*DATA FOR THIS EXERCISE*
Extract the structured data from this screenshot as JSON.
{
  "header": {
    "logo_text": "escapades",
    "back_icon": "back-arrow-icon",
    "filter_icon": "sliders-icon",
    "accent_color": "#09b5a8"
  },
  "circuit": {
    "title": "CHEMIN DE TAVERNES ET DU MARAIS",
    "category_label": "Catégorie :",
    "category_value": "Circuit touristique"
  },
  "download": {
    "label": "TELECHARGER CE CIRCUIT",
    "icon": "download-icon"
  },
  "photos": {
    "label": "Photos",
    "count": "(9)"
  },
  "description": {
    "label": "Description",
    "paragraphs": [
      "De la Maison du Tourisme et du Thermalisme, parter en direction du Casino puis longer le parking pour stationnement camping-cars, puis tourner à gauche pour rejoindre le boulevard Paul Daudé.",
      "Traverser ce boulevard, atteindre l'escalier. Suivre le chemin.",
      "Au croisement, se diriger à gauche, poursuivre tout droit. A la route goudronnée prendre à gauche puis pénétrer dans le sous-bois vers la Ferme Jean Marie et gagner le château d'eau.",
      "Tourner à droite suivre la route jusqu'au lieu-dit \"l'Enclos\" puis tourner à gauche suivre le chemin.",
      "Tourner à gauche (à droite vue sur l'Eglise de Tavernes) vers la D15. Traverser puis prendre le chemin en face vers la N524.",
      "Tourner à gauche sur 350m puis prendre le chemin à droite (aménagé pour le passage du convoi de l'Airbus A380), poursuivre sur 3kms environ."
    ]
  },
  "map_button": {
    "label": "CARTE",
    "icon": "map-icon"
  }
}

*DIRECTIONS FOR THIS TASK*
Identify each line containing the string "icon" and copy it out.

*CORRECT RESPONSE*
    "back_icon": "back-arrow-icon",
    "filter_icon": "sliders-icon",
    "icon": "download-icon"
    "icon": "map-icon"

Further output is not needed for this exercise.